[Stored data]

————————

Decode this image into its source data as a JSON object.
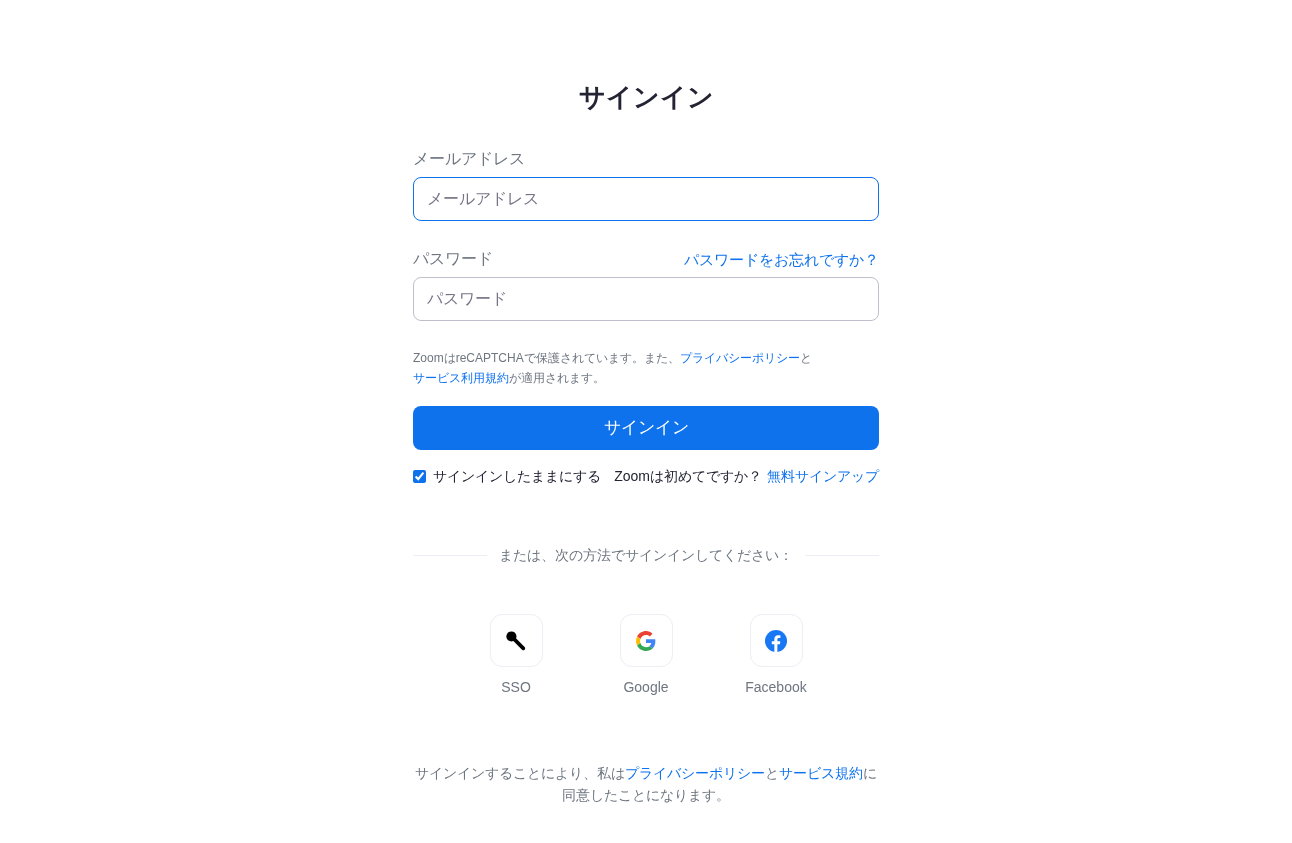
{
  "title": "サインイン",
  "email": {
    "label": "メールアドレス",
    "placeholder": "メールアドレス",
    "focused": true
  },
  "password": {
    "label": "パスワード",
    "placeholder": "パスワード",
    "forgot_link": "パスワードをお忘れですか？",
    "focused": false
  },
  "recaptcha_notice": [
    {
      "kind": "text",
      "text": "ZoomはreCAPTCHAで保護されています。また、"
    },
    {
      "kind": "link",
      "text": "プライバシーポリシー"
    },
    {
      "kind": "text",
      "text": "と"
    },
    {
      "kind": "link",
      "text": "サービス利用規約"
    },
    {
      "kind": "text",
      "text": "が適用されます。"
    }
  ],
  "sign_in_button": "サインイン",
  "stay_signed_in": {
    "label": "サインインしたままにする",
    "checked": true
  },
  "new_user": {
    "question": "Zoomは初めてですか？",
    "link": "無料サインアップ"
  },
  "divider_text": "または、次の方法でサインインしてください：",
  "providers": [
    {
      "kind": "sso",
      "label": "SSO"
    },
    {
      "kind": "google",
      "label": "Google"
    },
    {
      "kind": "facebook",
      "label": "Facebook"
    }
  ],
  "agreement": [
    {
      "kind": "text",
      "text": "サインインすることにより、私は"
    },
    {
      "kind": "link",
      "text": "プライバシーポリシー"
    },
    {
      "kind": "text",
      "text": "と"
    },
    {
      "kind": "link",
      "text": "サービス規約"
    },
    {
      "kind": "text",
      "text": "に同意したことになります。"
    }
  ]
}
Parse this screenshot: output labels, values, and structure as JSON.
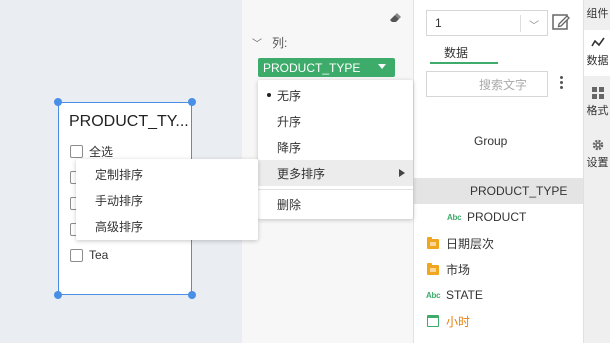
{
  "canvas": {
    "widget": {
      "title": "PRODUCT_TY...",
      "items": [
        "全选",
        "",
        "",
        "",
        "Tea"
      ]
    }
  },
  "property_panel": {
    "column_label": "列:",
    "field_pill": "PRODUCT_TYPE"
  },
  "sort_menu": {
    "items": [
      {
        "label": "无序",
        "selected": true
      },
      {
        "label": "升序",
        "selected": false
      },
      {
        "label": "降序",
        "selected": false
      },
      {
        "label": "更多排序",
        "has_submenu": true
      },
      {
        "label": "删除"
      }
    ]
  },
  "submenu": {
    "items": [
      "定制排序",
      "手动排序",
      "高级排序"
    ]
  },
  "data_panel": {
    "number_select_value": "1",
    "tab_label": "数据",
    "search_placeholder": "搜索文字",
    "tree": [
      {
        "label": "Group",
        "icon": "none"
      },
      {
        "label": "PRODUCT_TYPE",
        "icon": "abc-icon",
        "selected": true
      },
      {
        "label": "PRODUCT",
        "icon": "abc-icon"
      },
      {
        "label": "日期层次",
        "icon": "folder-icon"
      },
      {
        "label": "市场",
        "icon": "folder-icon"
      },
      {
        "label": "STATE",
        "icon": "abc-icon"
      },
      {
        "label": "小时",
        "icon": "calendar-icon",
        "color": "#e8820c"
      }
    ],
    "abc_text": "Abc"
  },
  "rail": {
    "items": [
      "组件",
      "数据",
      "格式",
      "设置"
    ]
  },
  "colors": {
    "accent_green": "#3dab6a",
    "selection_blue": "#4a8fe7",
    "orange": "#e8820c",
    "folder": "#f0a61e"
  }
}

————————

In the entries above, find each line with the word "JSON" and copy it.

Decode this image into its source data as a JSON object.
Parse this screenshot: output labels, values, and structure as JSON.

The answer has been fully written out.